>>>

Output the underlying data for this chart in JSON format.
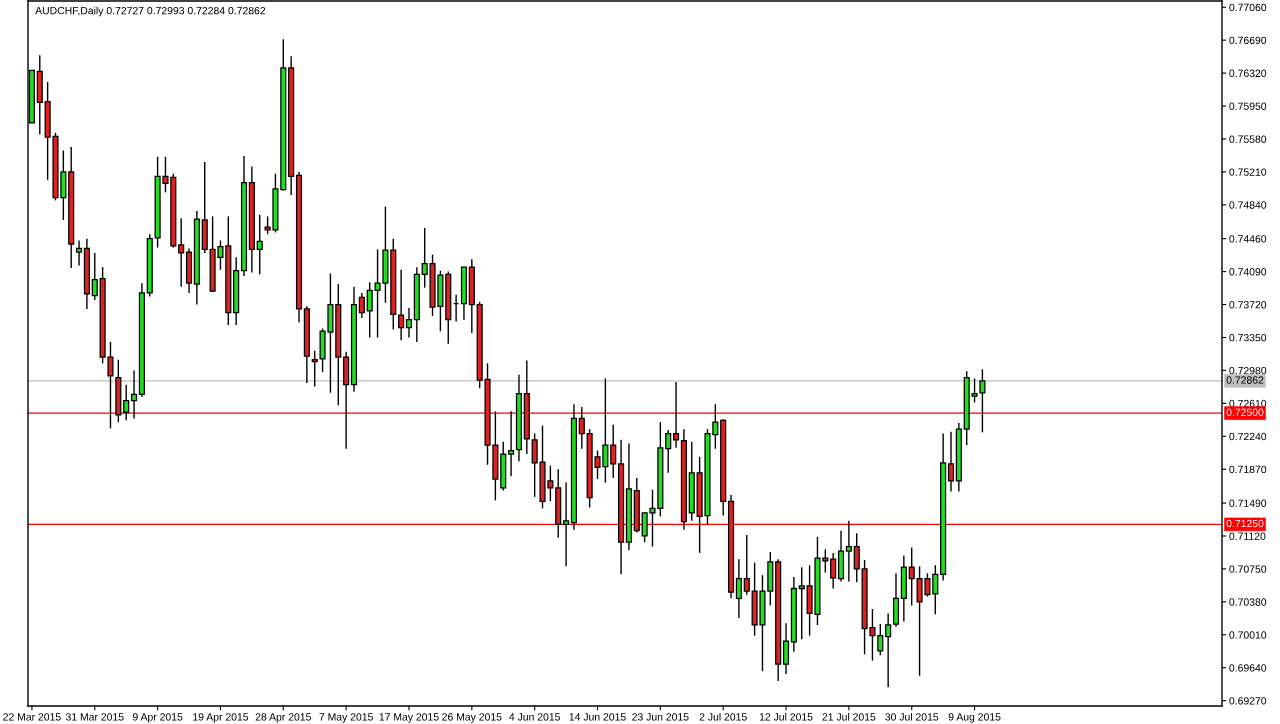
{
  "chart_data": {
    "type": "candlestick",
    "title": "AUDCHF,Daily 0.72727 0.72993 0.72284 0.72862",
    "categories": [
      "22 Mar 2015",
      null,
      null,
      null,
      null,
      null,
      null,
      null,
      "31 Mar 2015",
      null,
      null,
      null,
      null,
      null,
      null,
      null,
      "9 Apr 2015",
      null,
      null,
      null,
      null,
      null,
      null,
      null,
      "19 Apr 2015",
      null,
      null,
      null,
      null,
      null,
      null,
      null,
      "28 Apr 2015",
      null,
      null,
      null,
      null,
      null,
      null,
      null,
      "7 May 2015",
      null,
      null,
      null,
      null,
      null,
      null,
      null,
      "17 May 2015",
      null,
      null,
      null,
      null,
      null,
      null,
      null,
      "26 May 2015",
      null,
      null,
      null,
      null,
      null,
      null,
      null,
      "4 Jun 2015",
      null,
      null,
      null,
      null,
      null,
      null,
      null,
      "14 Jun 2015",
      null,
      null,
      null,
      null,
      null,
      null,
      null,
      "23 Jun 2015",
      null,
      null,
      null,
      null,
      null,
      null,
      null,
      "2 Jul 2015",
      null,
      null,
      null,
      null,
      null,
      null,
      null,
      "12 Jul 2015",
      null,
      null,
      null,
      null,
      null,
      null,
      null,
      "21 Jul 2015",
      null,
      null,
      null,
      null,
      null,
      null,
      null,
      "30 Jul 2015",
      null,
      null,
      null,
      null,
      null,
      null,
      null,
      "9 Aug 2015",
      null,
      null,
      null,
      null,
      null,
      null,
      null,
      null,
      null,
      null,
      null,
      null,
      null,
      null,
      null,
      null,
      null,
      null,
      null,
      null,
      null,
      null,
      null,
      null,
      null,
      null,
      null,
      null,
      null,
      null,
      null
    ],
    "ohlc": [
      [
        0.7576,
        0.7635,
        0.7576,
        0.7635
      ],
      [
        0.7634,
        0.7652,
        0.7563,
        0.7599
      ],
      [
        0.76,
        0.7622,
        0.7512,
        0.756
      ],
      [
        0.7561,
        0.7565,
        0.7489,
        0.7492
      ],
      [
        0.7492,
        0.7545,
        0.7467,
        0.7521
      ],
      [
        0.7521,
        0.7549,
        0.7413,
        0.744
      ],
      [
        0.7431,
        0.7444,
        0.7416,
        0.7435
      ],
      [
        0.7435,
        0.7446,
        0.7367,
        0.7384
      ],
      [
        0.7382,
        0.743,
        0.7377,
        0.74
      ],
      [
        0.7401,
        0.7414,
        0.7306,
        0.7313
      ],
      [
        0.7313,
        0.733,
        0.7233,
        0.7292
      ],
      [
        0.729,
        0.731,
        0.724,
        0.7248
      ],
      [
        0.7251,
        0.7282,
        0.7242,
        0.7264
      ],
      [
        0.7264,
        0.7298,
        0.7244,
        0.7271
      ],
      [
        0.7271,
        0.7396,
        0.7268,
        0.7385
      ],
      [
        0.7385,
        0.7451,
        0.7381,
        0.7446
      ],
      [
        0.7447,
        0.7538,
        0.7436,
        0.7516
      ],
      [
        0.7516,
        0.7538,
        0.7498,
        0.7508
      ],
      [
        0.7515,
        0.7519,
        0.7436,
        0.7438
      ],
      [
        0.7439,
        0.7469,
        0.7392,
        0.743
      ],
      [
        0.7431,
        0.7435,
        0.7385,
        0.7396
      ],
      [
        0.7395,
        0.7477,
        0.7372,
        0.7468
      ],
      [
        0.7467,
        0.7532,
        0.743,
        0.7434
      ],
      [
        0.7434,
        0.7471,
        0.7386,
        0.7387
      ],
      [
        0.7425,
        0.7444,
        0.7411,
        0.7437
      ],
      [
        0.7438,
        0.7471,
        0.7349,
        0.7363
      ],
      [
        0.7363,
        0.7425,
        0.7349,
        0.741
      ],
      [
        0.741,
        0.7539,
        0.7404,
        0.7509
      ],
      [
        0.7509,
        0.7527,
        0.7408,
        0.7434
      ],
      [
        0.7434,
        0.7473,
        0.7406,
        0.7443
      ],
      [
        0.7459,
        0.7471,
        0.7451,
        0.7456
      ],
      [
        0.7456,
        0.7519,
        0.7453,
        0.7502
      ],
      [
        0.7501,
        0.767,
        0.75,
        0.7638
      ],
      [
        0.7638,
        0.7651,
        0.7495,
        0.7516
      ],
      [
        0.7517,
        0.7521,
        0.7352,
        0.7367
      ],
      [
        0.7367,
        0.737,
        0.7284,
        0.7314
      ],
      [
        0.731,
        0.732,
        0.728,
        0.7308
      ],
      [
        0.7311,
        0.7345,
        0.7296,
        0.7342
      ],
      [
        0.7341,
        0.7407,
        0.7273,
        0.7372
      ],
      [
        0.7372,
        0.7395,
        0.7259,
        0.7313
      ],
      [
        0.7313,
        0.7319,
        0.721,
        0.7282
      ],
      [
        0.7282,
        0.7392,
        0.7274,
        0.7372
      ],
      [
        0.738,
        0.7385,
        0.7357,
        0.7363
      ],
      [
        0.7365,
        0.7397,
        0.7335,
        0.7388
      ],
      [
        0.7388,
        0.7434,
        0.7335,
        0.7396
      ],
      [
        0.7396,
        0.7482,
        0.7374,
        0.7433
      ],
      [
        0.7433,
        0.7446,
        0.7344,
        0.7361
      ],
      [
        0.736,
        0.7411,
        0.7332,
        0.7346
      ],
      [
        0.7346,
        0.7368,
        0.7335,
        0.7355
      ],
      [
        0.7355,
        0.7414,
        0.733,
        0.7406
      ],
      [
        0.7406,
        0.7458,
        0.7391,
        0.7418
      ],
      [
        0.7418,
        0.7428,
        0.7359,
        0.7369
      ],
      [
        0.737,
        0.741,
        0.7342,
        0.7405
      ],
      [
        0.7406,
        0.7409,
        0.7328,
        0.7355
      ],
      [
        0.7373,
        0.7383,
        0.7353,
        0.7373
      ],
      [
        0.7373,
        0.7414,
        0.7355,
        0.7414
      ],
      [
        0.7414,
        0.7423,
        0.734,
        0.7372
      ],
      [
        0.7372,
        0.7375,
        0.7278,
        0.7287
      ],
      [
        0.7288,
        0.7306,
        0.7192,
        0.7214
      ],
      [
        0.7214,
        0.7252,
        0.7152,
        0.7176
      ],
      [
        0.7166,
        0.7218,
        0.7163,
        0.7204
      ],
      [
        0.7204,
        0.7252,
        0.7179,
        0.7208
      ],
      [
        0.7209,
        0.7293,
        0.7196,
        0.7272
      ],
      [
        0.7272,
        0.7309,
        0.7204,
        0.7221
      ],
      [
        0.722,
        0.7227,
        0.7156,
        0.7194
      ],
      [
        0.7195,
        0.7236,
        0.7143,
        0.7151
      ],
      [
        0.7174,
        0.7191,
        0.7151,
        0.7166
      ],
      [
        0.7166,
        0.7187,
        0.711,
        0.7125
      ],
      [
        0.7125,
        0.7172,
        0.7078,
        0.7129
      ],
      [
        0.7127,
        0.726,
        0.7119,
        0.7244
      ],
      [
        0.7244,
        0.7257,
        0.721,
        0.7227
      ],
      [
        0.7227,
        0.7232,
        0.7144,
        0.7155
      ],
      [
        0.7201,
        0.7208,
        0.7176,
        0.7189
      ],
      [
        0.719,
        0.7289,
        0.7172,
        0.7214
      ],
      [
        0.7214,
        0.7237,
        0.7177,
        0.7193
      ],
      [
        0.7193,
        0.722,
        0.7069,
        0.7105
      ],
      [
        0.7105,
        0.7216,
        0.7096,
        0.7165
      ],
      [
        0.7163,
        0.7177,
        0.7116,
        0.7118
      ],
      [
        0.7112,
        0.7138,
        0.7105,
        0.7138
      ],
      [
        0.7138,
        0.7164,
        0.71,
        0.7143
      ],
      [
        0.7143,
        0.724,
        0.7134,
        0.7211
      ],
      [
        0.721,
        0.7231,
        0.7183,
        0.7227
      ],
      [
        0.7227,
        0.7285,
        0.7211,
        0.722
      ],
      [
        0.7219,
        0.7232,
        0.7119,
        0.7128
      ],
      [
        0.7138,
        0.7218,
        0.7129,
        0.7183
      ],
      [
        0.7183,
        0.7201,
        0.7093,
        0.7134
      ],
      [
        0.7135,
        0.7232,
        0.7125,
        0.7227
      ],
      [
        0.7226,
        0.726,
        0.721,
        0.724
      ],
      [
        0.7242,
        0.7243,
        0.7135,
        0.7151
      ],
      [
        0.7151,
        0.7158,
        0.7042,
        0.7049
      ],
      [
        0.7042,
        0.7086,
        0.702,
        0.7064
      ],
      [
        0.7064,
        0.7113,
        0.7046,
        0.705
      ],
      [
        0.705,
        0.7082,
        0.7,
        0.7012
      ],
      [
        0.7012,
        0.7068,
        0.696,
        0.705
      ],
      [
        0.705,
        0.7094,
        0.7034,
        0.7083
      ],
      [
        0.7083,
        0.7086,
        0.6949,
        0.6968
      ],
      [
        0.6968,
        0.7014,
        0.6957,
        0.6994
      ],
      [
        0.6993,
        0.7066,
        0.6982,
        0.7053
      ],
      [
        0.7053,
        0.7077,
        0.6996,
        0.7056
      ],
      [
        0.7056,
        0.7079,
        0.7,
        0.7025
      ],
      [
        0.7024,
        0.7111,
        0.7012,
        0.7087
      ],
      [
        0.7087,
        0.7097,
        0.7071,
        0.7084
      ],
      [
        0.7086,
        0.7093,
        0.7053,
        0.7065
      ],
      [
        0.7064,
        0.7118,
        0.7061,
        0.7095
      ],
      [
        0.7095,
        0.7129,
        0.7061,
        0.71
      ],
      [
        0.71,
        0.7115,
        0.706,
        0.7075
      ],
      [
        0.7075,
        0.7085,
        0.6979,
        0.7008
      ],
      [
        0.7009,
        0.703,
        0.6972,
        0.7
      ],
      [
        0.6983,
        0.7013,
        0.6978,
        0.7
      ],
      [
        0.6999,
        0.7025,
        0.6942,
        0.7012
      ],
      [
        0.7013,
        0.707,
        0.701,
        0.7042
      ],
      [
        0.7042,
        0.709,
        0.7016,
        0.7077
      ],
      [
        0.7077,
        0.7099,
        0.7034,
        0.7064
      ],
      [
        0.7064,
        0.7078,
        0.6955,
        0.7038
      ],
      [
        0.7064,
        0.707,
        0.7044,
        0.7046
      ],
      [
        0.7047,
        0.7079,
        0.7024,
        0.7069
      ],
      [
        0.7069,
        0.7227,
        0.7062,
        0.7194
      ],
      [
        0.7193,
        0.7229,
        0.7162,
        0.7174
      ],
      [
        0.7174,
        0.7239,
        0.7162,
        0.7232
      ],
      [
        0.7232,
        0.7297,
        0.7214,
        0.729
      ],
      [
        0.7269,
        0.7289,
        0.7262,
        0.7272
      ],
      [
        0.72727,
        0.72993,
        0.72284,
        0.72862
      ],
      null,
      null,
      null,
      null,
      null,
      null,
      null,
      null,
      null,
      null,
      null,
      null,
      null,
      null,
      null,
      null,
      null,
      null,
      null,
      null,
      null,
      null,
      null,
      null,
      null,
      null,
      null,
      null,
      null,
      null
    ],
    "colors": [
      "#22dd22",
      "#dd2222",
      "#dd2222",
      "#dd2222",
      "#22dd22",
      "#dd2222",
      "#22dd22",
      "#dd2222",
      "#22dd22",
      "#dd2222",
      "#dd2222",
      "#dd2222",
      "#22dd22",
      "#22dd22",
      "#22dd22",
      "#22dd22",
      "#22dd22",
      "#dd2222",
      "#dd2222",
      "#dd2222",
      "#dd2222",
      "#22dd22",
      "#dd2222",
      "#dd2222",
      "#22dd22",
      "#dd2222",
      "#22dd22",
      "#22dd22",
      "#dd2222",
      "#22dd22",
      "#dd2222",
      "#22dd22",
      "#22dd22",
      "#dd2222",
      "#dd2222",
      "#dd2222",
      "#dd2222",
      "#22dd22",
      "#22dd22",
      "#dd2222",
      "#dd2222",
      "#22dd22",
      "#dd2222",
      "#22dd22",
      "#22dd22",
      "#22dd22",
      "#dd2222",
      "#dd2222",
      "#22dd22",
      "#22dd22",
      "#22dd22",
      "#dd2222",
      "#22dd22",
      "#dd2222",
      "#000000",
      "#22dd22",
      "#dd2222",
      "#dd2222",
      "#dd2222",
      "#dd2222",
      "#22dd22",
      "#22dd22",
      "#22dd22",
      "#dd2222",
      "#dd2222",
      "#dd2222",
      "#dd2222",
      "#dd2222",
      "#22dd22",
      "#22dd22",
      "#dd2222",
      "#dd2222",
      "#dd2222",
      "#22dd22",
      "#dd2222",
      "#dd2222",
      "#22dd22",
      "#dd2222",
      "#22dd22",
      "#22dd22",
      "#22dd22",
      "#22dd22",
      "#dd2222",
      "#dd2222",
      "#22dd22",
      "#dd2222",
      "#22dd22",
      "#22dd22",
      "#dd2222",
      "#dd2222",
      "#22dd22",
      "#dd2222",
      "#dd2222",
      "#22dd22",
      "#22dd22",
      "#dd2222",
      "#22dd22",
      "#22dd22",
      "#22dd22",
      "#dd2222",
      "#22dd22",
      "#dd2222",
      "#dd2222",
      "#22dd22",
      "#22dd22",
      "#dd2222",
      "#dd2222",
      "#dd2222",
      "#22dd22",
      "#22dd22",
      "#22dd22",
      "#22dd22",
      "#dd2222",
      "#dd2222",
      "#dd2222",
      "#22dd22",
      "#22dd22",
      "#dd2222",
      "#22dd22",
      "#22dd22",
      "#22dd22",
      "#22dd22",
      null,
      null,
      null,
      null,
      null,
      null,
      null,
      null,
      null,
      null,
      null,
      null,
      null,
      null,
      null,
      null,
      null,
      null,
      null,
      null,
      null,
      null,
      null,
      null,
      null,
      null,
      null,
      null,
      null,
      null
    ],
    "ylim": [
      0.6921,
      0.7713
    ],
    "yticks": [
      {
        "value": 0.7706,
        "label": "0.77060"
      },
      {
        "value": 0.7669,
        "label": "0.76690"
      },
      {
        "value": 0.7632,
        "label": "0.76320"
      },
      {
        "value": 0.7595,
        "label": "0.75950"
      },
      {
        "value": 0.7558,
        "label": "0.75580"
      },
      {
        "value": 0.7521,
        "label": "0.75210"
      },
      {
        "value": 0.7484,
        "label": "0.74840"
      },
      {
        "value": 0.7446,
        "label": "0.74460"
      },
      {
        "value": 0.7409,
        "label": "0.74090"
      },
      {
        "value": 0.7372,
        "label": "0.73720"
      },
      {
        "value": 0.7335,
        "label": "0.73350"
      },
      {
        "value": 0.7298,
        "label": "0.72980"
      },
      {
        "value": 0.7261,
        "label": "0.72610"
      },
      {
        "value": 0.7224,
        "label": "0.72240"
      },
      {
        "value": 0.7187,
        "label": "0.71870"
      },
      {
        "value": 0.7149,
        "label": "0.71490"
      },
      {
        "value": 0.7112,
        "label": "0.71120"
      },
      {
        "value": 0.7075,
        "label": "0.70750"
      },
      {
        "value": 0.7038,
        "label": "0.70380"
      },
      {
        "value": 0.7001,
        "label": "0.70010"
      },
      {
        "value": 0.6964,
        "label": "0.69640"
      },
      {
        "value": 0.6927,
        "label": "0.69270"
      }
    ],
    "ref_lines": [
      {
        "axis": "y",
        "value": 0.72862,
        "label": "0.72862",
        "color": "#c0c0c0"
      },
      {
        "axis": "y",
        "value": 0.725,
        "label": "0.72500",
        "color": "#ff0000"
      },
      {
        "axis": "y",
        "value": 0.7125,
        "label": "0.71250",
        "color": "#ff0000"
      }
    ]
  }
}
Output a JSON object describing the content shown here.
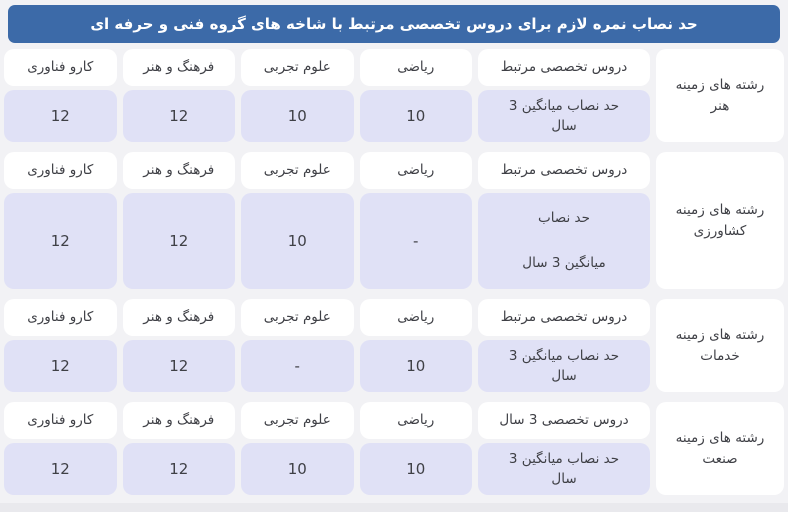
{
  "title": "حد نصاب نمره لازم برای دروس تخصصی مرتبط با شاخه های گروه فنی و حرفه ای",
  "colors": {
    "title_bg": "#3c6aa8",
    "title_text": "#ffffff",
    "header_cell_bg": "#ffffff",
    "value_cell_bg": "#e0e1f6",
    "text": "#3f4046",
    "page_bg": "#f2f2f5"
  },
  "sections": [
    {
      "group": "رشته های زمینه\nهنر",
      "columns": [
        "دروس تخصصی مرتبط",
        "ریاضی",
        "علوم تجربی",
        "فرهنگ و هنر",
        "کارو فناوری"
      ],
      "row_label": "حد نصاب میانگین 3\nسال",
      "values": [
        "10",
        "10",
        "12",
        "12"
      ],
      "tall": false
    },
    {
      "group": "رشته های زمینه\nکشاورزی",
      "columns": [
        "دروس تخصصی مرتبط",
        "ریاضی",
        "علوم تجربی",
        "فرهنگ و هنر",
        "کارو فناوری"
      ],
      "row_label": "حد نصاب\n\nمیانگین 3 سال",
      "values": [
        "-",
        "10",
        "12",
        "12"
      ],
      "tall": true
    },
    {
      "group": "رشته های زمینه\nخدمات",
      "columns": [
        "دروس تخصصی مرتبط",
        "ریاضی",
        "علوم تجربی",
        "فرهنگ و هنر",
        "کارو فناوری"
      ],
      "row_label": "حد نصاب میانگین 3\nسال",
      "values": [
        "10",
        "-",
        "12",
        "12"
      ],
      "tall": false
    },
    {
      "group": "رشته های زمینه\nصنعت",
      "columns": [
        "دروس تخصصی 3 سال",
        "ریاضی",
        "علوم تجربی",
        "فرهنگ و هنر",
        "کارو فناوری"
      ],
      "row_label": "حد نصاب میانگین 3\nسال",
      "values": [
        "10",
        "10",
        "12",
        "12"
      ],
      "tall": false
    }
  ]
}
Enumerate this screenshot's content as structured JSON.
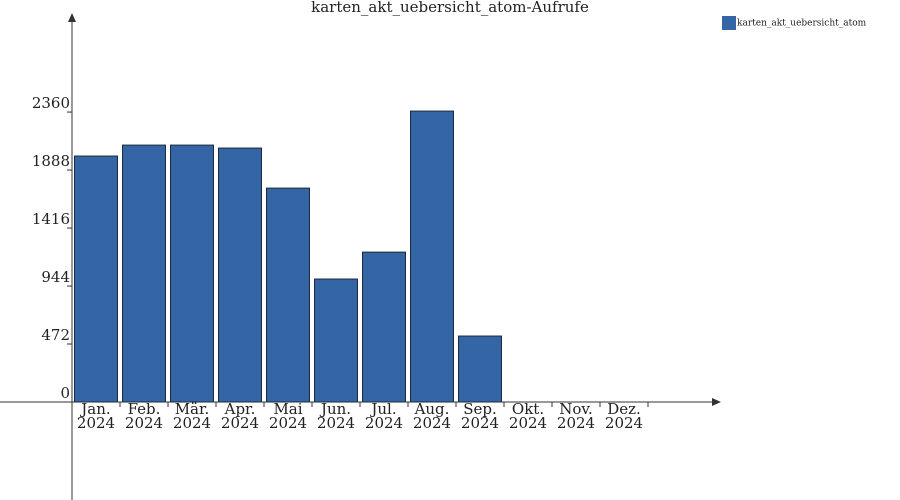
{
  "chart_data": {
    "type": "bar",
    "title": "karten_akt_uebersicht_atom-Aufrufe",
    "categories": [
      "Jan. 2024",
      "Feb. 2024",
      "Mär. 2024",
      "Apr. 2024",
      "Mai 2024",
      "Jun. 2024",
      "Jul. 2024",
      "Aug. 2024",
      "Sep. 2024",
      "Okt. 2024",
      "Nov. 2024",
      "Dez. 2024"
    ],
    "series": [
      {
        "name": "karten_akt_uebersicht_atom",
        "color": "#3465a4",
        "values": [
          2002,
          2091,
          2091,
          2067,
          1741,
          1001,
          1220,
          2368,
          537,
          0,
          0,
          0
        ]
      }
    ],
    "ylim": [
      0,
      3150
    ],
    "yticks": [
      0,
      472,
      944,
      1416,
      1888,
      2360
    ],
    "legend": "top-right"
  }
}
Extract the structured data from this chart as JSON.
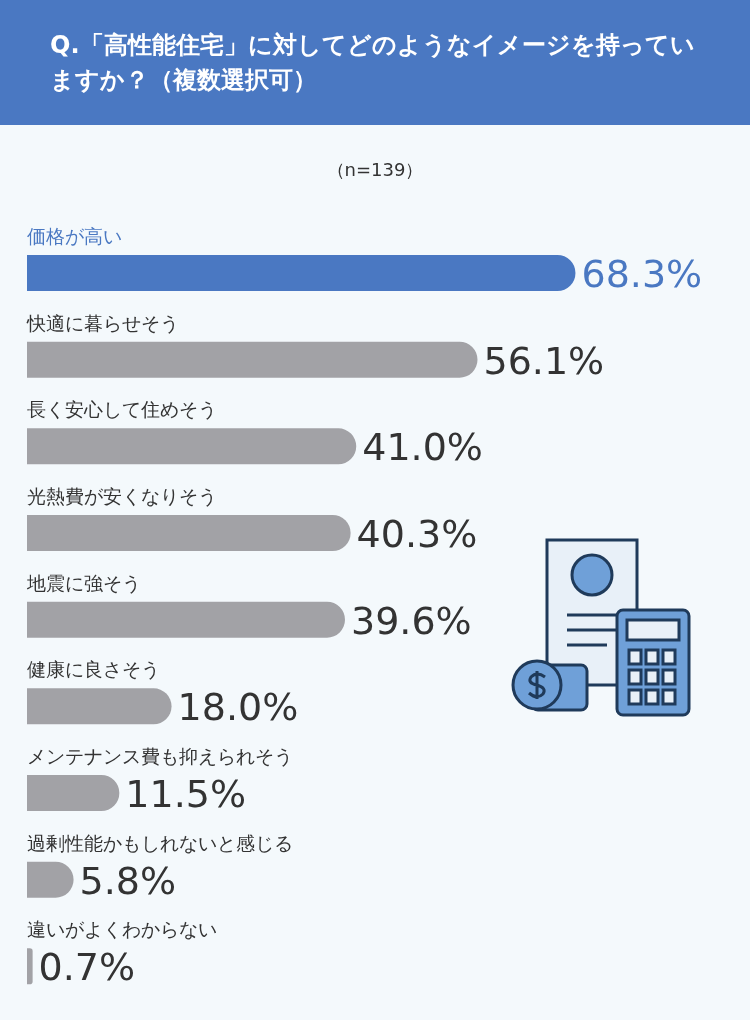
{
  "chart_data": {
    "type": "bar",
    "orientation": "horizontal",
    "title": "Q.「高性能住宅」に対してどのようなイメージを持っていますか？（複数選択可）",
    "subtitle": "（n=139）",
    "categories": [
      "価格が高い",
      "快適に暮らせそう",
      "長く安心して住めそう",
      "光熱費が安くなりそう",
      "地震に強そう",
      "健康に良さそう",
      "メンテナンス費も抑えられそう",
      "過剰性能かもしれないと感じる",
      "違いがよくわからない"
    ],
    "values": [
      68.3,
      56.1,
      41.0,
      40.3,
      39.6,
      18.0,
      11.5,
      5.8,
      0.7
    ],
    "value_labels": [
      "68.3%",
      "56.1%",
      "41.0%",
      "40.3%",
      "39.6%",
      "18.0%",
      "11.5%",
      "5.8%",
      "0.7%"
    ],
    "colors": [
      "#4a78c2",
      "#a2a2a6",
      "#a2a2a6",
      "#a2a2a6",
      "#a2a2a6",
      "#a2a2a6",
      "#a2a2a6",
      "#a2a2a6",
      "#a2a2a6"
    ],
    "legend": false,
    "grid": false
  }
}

<<<

Look through the data and show every line containing "content".

Solved exercise:
Output a JSON object describing the content shown here.
Enumerate this screenshot's content as structured JSON.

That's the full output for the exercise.